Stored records

= = =

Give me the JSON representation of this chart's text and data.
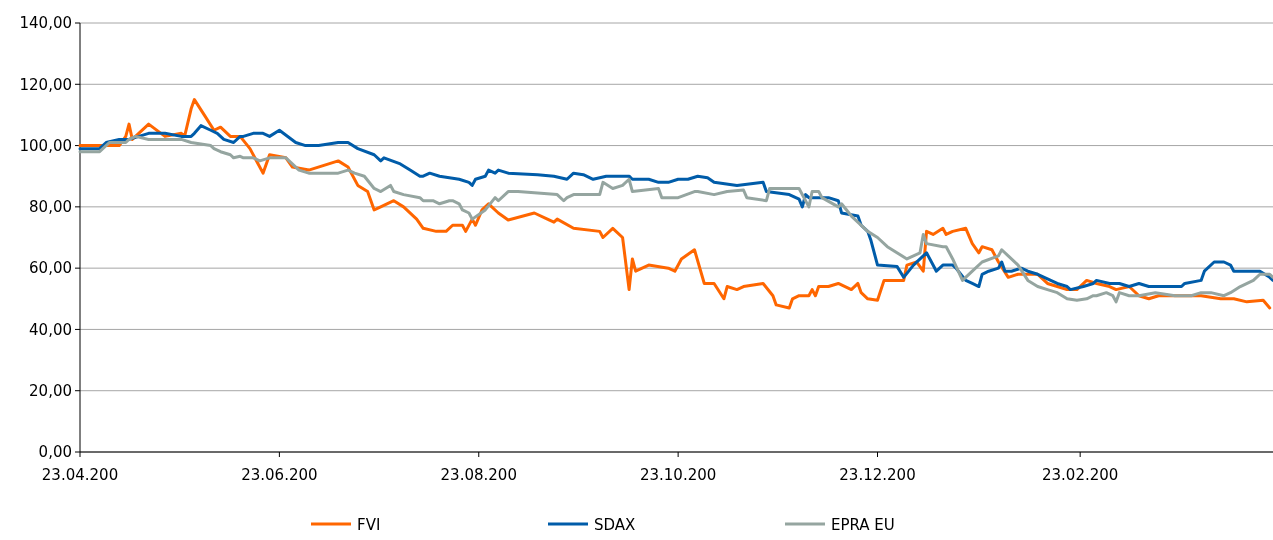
{
  "chart_data": {
    "type": "line",
    "xlim": [
      "2007-04-23",
      "2008-04-22"
    ],
    "xticks": [
      {
        "value": "2007-04-23",
        "label": "23.04.200"
      },
      {
        "value": "2007-06-23",
        "label": "23.06.200"
      },
      {
        "value": "2007-08-23",
        "label": "23.08.200"
      },
      {
        "value": "2007-10-23",
        "label": "23.10.200"
      },
      {
        "value": "2007-12-23",
        "label": "23.12.200"
      },
      {
        "value": "2008-02-23",
        "label": "23.02.200"
      }
    ],
    "ylim": [
      0,
      140
    ],
    "yticks": [
      {
        "value": 0,
        "label": "0,00"
      },
      {
        "value": 20,
        "label": "20,00"
      },
      {
        "value": 40,
        "label": "40,00"
      },
      {
        "value": 60,
        "label": "60,00"
      },
      {
        "value": 80,
        "label": "80,00"
      },
      {
        "value": 100,
        "label": "100,00"
      },
      {
        "value": 120,
        "label": "120,00"
      },
      {
        "value": 140,
        "label": "140,00"
      }
    ],
    "grid": "y",
    "legend": "bottom",
    "marker": "none",
    "line_style": "solid",
    "series": [
      {
        "name": "FVI",
        "color": "#ff6600",
        "x": [
          "2007-04-23",
          "2007-05-05",
          "2007-05-07",
          "2007-05-08",
          "2007-05-09",
          "2007-05-14",
          "2007-05-19",
          "2007-05-24",
          "2007-05-25",
          "2007-05-27",
          "2007-05-28",
          "2007-05-31",
          "2007-06-03",
          "2007-06-05",
          "2007-06-08",
          "2007-06-11",
          "2007-06-14",
          "2007-06-18",
          "2007-06-20",
          "2007-06-25",
          "2007-06-27",
          "2007-07-02",
          "2007-07-11",
          "2007-07-14",
          "2007-07-17",
          "2007-07-20",
          "2007-07-22",
          "2007-07-24",
          "2007-07-28",
          "2007-07-31",
          "2007-08-04",
          "2007-08-06",
          "2007-08-10",
          "2007-08-13",
          "2007-08-15",
          "2007-08-18",
          "2007-08-19",
          "2007-08-21",
          "2007-08-22",
          "2007-08-24",
          "2007-08-26",
          "2007-08-29",
          "2007-09-01",
          "2007-09-09",
          "2007-09-13",
          "2007-09-15",
          "2007-09-16",
          "2007-09-21",
          "2007-09-29",
          "2007-09-30",
          "2007-10-03",
          "2007-10-06",
          "2007-10-08",
          "2007-10-09",
          "2007-10-10",
          "2007-10-14",
          "2007-10-20",
          "2007-10-22",
          "2007-10-24",
          "2007-10-28",
          "2007-10-31",
          "2007-11-03",
          "2007-11-06",
          "2007-11-07",
          "2007-11-10",
          "2007-11-12",
          "2007-11-18",
          "2007-11-21",
          "2007-11-22",
          "2007-11-26",
          "2007-11-27",
          "2007-11-29",
          "2007-12-02",
          "2007-12-03",
          "2007-12-04",
          "2007-12-05",
          "2007-12-08",
          "2007-12-11",
          "2007-12-15",
          "2007-12-17",
          "2007-12-18",
          "2007-12-20",
          "2007-12-23",
          "2007-12-25",
          "2007-12-29",
          "2007-12-31",
          "2008-01-01",
          "2008-01-04",
          "2008-01-06",
          "2008-01-07",
          "2008-01-09",
          "2008-01-12",
          "2008-01-13",
          "2008-01-15",
          "2008-01-19",
          "2008-01-21",
          "2008-01-23",
          "2008-01-24",
          "2008-01-27",
          "2008-01-29",
          "2008-02-01",
          "2008-02-04",
          "2008-02-10",
          "2008-02-11",
          "2008-02-13",
          "2008-02-16",
          "2008-02-19",
          "2008-02-22",
          "2008-02-25",
          "2008-02-28",
          "2008-03-03",
          "2008-03-05",
          "2008-03-09",
          "2008-03-12",
          "2008-03-15",
          "2008-03-18",
          "2008-03-25",
          "2008-03-31",
          "2008-04-06",
          "2008-04-10",
          "2008-04-14",
          "2008-04-19",
          "2008-04-21"
        ],
        "values": [
          100,
          100,
          103,
          107,
          102,
          107,
          103,
          104,
          103,
          112,
          115,
          110,
          105,
          106,
          103,
          103,
          99,
          91,
          97,
          96,
          93,
          92,
          95,
          93,
          87,
          85,
          79,
          80,
          82,
          80,
          76,
          73,
          72,
          72,
          74,
          74,
          72,
          76,
          74,
          79,
          81,
          78,
          75.7,
          78,
          76,
          75,
          76,
          73,
          72,
          70,
          73,
          70,
          53,
          63,
          59,
          61,
          60,
          59,
          63,
          66,
          55,
          55,
          50,
          54,
          53,
          54,
          55,
          51,
          48,
          47,
          50,
          51,
          51,
          53,
          51,
          54,
          54,
          55,
          53,
          55,
          52,
          50,
          49.5,
          56,
          56,
          56,
          61,
          62,
          59,
          72,
          71,
          73,
          71,
          72,
          73,
          68,
          65,
          67,
          66,
          62,
          57,
          58,
          58,
          57,
          55,
          54,
          53,
          53,
          56,
          55,
          54,
          53,
          54,
          51,
          50,
          51,
          51,
          51,
          50,
          50,
          49,
          49.5,
          47
        ]
      },
      {
        "name": "SDAX",
        "color": "#005ca9",
        "x": [
          "2007-04-23",
          "2007-04-29",
          "2007-05-01",
          "2007-05-05",
          "2007-05-08",
          "2007-05-11",
          "2007-05-14",
          "2007-05-19",
          "2007-05-24",
          "2007-05-27",
          "2007-05-28",
          "2007-05-30",
          "2007-06-02",
          "2007-06-04",
          "2007-06-06",
          "2007-06-09",
          "2007-06-11",
          "2007-06-12",
          "2007-06-15",
          "2007-06-18",
          "2007-06-20",
          "2007-06-23",
          "2007-06-28",
          "2007-07-01",
          "2007-07-05",
          "2007-07-11",
          "2007-07-14",
          "2007-07-17",
          "2007-07-22",
          "2007-07-24",
          "2007-07-25",
          "2007-07-30",
          "2007-08-02",
          "2007-08-05",
          "2007-08-06",
          "2007-08-08",
          "2007-08-11",
          "2007-08-17",
          "2007-08-20",
          "2007-08-21",
          "2007-08-22",
          "2007-08-25",
          "2007-08-26",
          "2007-08-28",
          "2007-08-29",
          "2007-09-01",
          "2007-09-10",
          "2007-09-15",
          "2007-09-19",
          "2007-09-21",
          "2007-09-24",
          "2007-09-27",
          "2007-10-01",
          "2007-10-05",
          "2007-10-08",
          "2007-10-09",
          "2007-10-14",
          "2007-10-17",
          "2007-10-20",
          "2007-10-23",
          "2007-10-26",
          "2007-10-29",
          "2007-11-01",
          "2007-11-03",
          "2007-11-10",
          "2007-11-18",
          "2007-11-19",
          "2007-11-26",
          "2007-11-29",
          "2007-11-30",
          "2007-12-01",
          "2007-12-02",
          "2007-12-08",
          "2007-12-11",
          "2007-12-12",
          "2007-12-17",
          "2007-12-18",
          "2007-12-20",
          "2007-12-21",
          "2007-12-23",
          "2007-12-29",
          "2007-12-31",
          "2008-01-03",
          "2008-01-06",
          "2008-01-07",
          "2008-01-09",
          "2008-01-10",
          "2008-01-12",
          "2008-01-15",
          "2008-01-16",
          "2008-01-19",
          "2008-01-21",
          "2008-01-23",
          "2008-01-24",
          "2008-01-26",
          "2008-01-29",
          "2008-01-30",
          "2008-01-31",
          "2008-02-02",
          "2008-02-05",
          "2008-02-07",
          "2008-02-10",
          "2008-02-16",
          "2008-02-19",
          "2008-02-20",
          "2008-02-24",
          "2008-02-27",
          "2008-02-28",
          "2008-03-03",
          "2008-03-06",
          "2008-03-09",
          "2008-03-12",
          "2008-03-15",
          "2008-03-25",
          "2008-03-26",
          "2008-03-31",
          "2008-04-01",
          "2008-04-04",
          "2008-04-07",
          "2008-04-09",
          "2008-04-10",
          "2008-04-18",
          "2008-04-21",
          "2008-04-22"
        ],
        "values": [
          99,
          99,
          101,
          102,
          102,
          103,
          104,
          104,
          103,
          103,
          104,
          106.5,
          105,
          104,
          102,
          101,
          103,
          103,
          104,
          104,
          103,
          105,
          101,
          100,
          100,
          101,
          101,
          99,
          97,
          95,
          96,
          94,
          92,
          90,
          90,
          91,
          90,
          89,
          88,
          87,
          89,
          90,
          92,
          91,
          92,
          91,
          90.5,
          90,
          89,
          91,
          90.5,
          89,
          90,
          90,
          90,
          89,
          89,
          88,
          88,
          89,
          89,
          90,
          89.5,
          88,
          87,
          88,
          85,
          84,
          82.5,
          80,
          84,
          83,
          83,
          82,
          78,
          77,
          74,
          72,
          69,
          61,
          60.5,
          57,
          61,
          64,
          65,
          61,
          59,
          61,
          61,
          60,
          56,
          55,
          54,
          58,
          59,
          60,
          62,
          59,
          59,
          60,
          59,
          58,
          55,
          54,
          53,
          54,
          55,
          56,
          55,
          55,
          54,
          55,
          54,
          54,
          55,
          56,
          59,
          62,
          62,
          61,
          59,
          59,
          57,
          56
        ]
      },
      {
        "name": "EPRA EU",
        "color": "#95a5a0",
        "x": [
          "2007-04-23",
          "2007-04-29",
          "2007-05-02",
          "2007-05-07",
          "2007-05-08",
          "2007-05-10",
          "2007-05-14",
          "2007-05-20",
          "2007-05-24",
          "2007-05-27",
          "2007-05-30",
          "2007-06-02",
          "2007-06-03",
          "2007-06-05",
          "2007-06-08",
          "2007-06-09",
          "2007-06-11",
          "2007-06-12",
          "2007-06-15",
          "2007-06-17",
          "2007-06-20",
          "2007-06-25",
          "2007-06-29",
          "2007-07-02",
          "2007-07-11",
          "2007-07-14",
          "2007-07-16",
          "2007-07-19",
          "2007-07-22",
          "2007-07-24",
          "2007-07-27",
          "2007-07-28",
          "2007-07-31",
          "2007-08-05",
          "2007-08-06",
          "2007-08-09",
          "2007-08-11",
          "2007-08-14",
          "2007-08-15",
          "2007-08-17",
          "2007-08-18",
          "2007-08-20",
          "2007-08-21",
          "2007-08-25",
          "2007-08-28",
          "2007-08-29",
          "2007-09-01",
          "2007-09-04",
          "2007-09-10",
          "2007-09-16",
          "2007-09-18",
          "2007-09-19",
          "2007-09-21",
          "2007-09-29",
          "2007-09-30",
          "2007-10-03",
          "2007-10-06",
          "2007-10-08",
          "2007-10-09",
          "2007-10-17",
          "2007-10-18",
          "2007-10-23",
          "2007-10-28",
          "2007-10-29",
          "2007-11-03",
          "2007-11-07",
          "2007-11-12",
          "2007-11-13",
          "2007-11-19",
          "2007-11-20",
          "2007-11-26",
          "2007-11-29",
          "2007-12-02",
          "2007-12-03",
          "2007-12-05",
          "2007-12-06",
          "2007-12-11",
          "2007-12-12",
          "2007-12-15",
          "2007-12-20",
          "2007-12-23",
          "2007-12-26",
          "2008-01-01",
          "2008-01-05",
          "2008-01-06",
          "2008-01-07",
          "2008-01-12",
          "2008-01-13",
          "2008-01-15",
          "2008-01-18",
          "2008-01-21",
          "2008-01-24",
          "2008-01-29",
          "2008-01-30",
          "2008-02-04",
          "2008-02-07",
          "2008-02-10",
          "2008-02-13",
          "2008-02-16",
          "2008-02-19",
          "2008-02-22",
          "2008-02-25",
          "2008-02-27",
          "2008-02-28",
          "2008-03-02",
          "2008-03-04",
          "2008-03-05",
          "2008-03-06",
          "2008-03-09",
          "2008-03-12",
          "2008-03-17",
          "2008-03-23",
          "2008-03-28",
          "2008-03-31",
          "2008-04-03",
          "2008-04-07",
          "2008-04-09",
          "2008-04-12",
          "2008-04-16",
          "2008-04-18",
          "2008-04-21",
          "2008-04-22"
        ],
        "values": [
          98,
          98,
          101,
          101,
          102,
          103,
          102,
          102,
          102,
          101,
          100.5,
          100,
          99,
          98,
          97,
          96,
          96.5,
          96,
          96,
          95,
          96,
          96,
          92,
          91,
          91,
          92,
          91,
          90,
          86,
          85,
          87,
          85,
          84,
          83,
          82,
          82,
          81,
          82,
          82,
          81,
          79,
          78,
          76,
          79,
          83,
          82,
          85,
          85,
          84.5,
          84,
          82,
          83,
          84,
          84,
          88,
          86,
          87,
          89,
          85,
          86,
          83,
          83,
          85,
          85,
          84,
          85,
          85.5,
          83,
          82,
          86,
          86,
          86,
          80,
          85,
          85,
          83,
          80,
          81,
          77,
          72,
          70,
          67,
          63,
          65,
          71,
          68,
          67,
          67,
          63,
          56,
          59,
          62,
          64,
          66,
          61,
          56,
          54,
          53,
          52,
          50,
          49.5,
          50,
          51,
          51,
          52,
          51,
          49,
          52,
          51,
          51,
          52,
          51,
          51,
          52,
          52,
          51,
          52,
          54,
          56,
          58,
          58,
          57
        ]
      }
    ]
  }
}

= = =

#### Required task
Determine the number of lines in the data that contain "color" as a word or string, and state only that number.

#### Solved problem
3